What the exercise asks:
Write out all records as given; omit images.

Entries:
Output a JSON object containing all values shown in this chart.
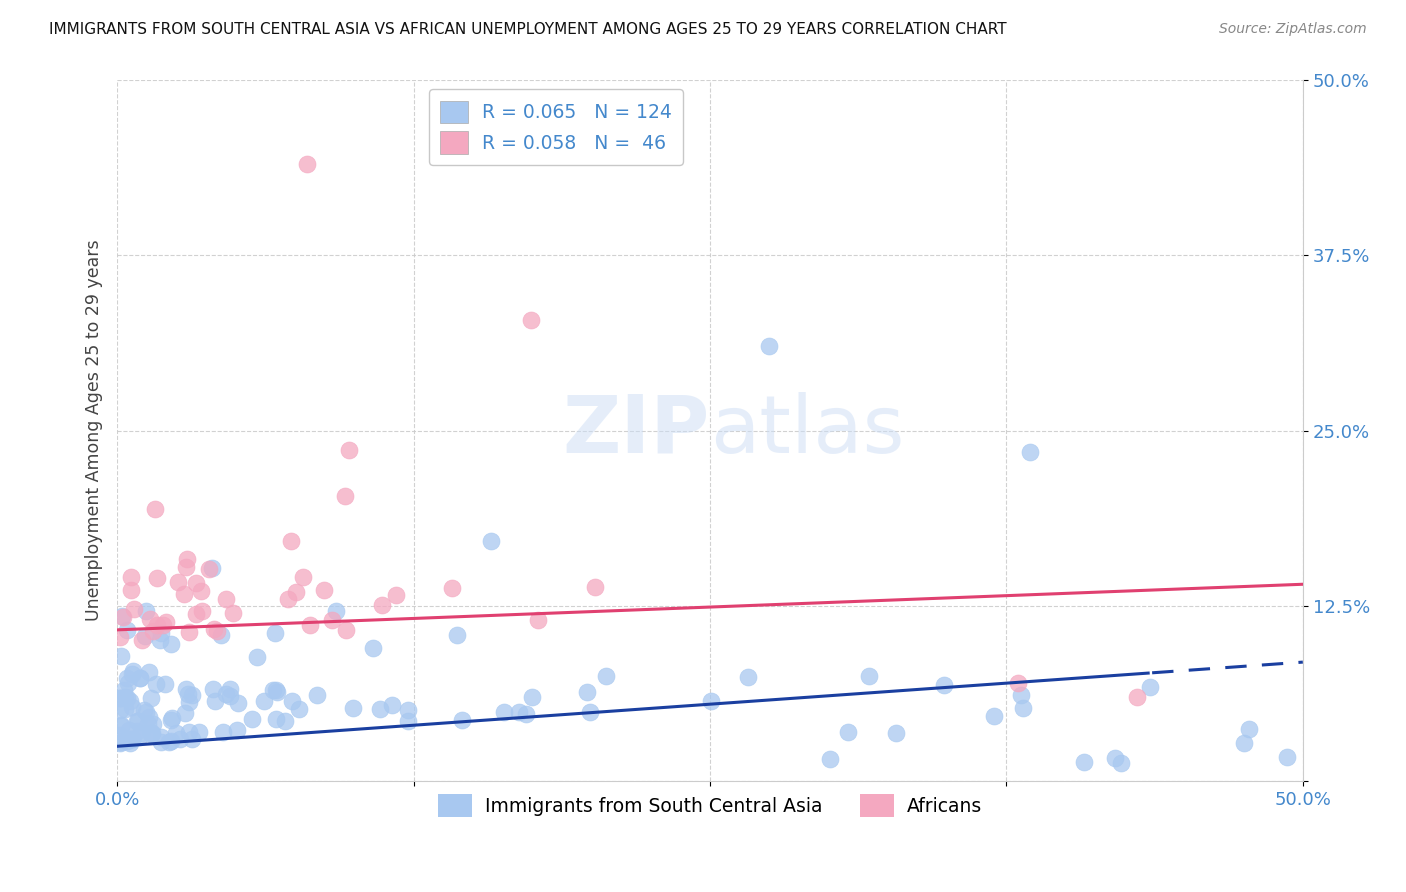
{
  "title": "IMMIGRANTS FROM SOUTH CENTRAL ASIA VS AFRICAN UNEMPLOYMENT AMONG AGES 25 TO 29 YEARS CORRELATION CHART",
  "source": "Source: ZipAtlas.com",
  "ylabel": "Unemployment Among Ages 25 to 29 years",
  "xlim": [
    0.0,
    0.5
  ],
  "ylim": [
    0.0,
    0.5
  ],
  "blue_color": "#a8c8f0",
  "pink_color": "#f4a8c0",
  "blue_line_color": "#1a3fa0",
  "pink_line_color": "#e04070",
  "R_blue": 0.065,
  "N_blue": 124,
  "R_pink": 0.058,
  "N_pink": 46,
  "legend_label_blue": "Immigrants from South Central Asia",
  "legend_label_pink": "Africans",
  "watermark_zip": "ZIP",
  "watermark_atlas": "atlas",
  "background_color": "#ffffff",
  "tick_color": "#4488cc",
  "grid_color": "#cccccc",
  "title_color": "#111111",
  "source_color": "#888888",
  "ylabel_color": "#444444"
}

Finished exercise:
Output a JSON object containing all values shown in this chart.
{
  "title": "IMMIGRANTS FROM SOUTH CENTRAL ASIA VS AFRICAN UNEMPLOYMENT AMONG AGES 25 TO 29 YEARS CORRELATION CHART",
  "source": "Source: ZipAtlas.com",
  "ylabel": "Unemployment Among Ages 25 to 29 years",
  "xlim": [
    0.0,
    0.5
  ],
  "ylim": [
    0.0,
    0.5
  ],
  "blue_color": "#a8c8f0",
  "pink_color": "#f4a8c0",
  "blue_line_color": "#1a3fa0",
  "pink_line_color": "#e04070",
  "R_blue": 0.065,
  "N_blue": 124,
  "R_pink": 0.058,
  "N_pink": 46,
  "legend_label_blue": "Immigrants from South Central Asia",
  "legend_label_pink": "Africans",
  "watermark_zip": "ZIP",
  "watermark_atlas": "atlas",
  "background_color": "#ffffff",
  "tick_color": "#4488cc",
  "grid_color": "#cccccc",
  "title_color": "#111111",
  "source_color": "#888888",
  "ylabel_color": "#444444"
}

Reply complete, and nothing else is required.